* **Text**
________________
INTERVIEW: Cat Burns on her slow burner hit 'Go': "I want people to listen to my music and feel like I wrote that song directly for them."
Interview: Jett Tattersall
The UK’s Cat Burns has had the kind of year that most up and coming artists dream about. Releasing music since 2016, in 2020 she released a gorgeous ballad called ‘Go’. A stripped back pop track with minimal instrumentation and a hint of gospel, it sees Burns resigning herself to a relationship ending despite her efforts to save it. “I should have listened to my friends / They always know best….pack up your things and go” she sings.
This year, almost two years after it’s release the song gained immense popularity and has soared into the top 10 on the UK singles charts, currently sitting at number 5 and being certified silver for over 200,000 units/sales.
A black, queer artist Burns has built a range of diversity into her music, particularly with ‘Go’, which not only broadens her appeal but allows listeners to find meaning in her music that applies best to their situation in life. It is an approach so smart and empathetic, yet simple, you have to wonder why it isn’t more widespread. For example, her lyrics are gender neutral and she has released multiple versions of ‘Go’ - from a piano ballad version to an electro-dance version - allowing you to enjoy the song in your favourite genre.
________________
* **Supplied information**
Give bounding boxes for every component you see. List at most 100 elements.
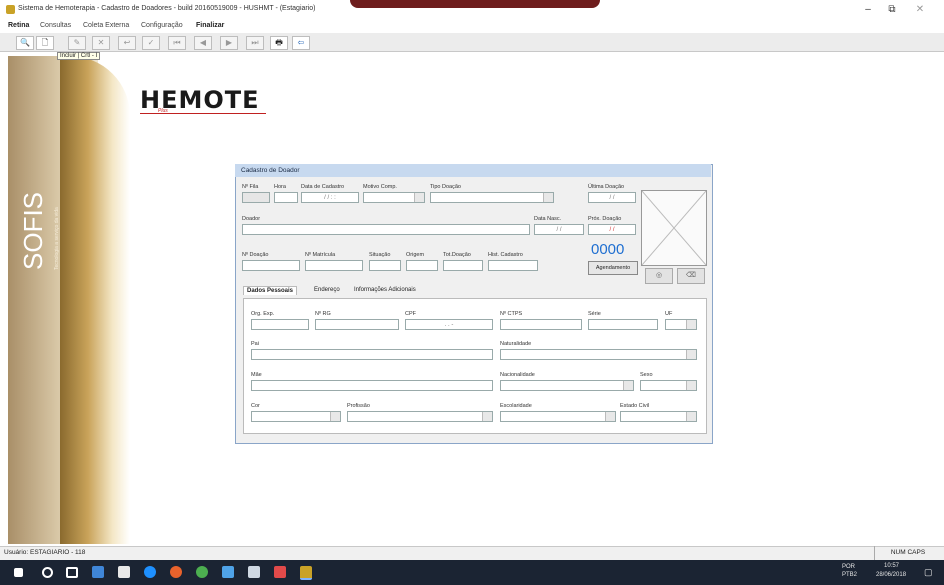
________________
* **Set tasks**
a - According to the Cat Burns interview, what chart position does "Go" currently hold on the UK singles chart?
b - Return the passage of the Cat Burns interview from "This year, almost" to "your favourite genre.", copied verbatim.

* **Outputs in order**
a - Number 5.

b -
This year, almost two years after it’s release the song gained immense popularity and has soared into the top 10 on the UK singles charts, currently sitting at number 5 and being certified silver for over 200,000 units/sales.
A black, queer artist Burns has built a range of diversity into her music, particularly with ‘Go’, which not only broadens her appeal but allows listeners to find meaning in her music that applies best to their situation in life. It is an approach so smart and empathetic, yet simple, you have to wonder why it isn’t more widespread. For example, her lyrics are gender neutral and she has released multiple versions of ‘Go’ - from a piano ballad version to an electro-dance version - allowing you to enjoy the song in your favourite genre.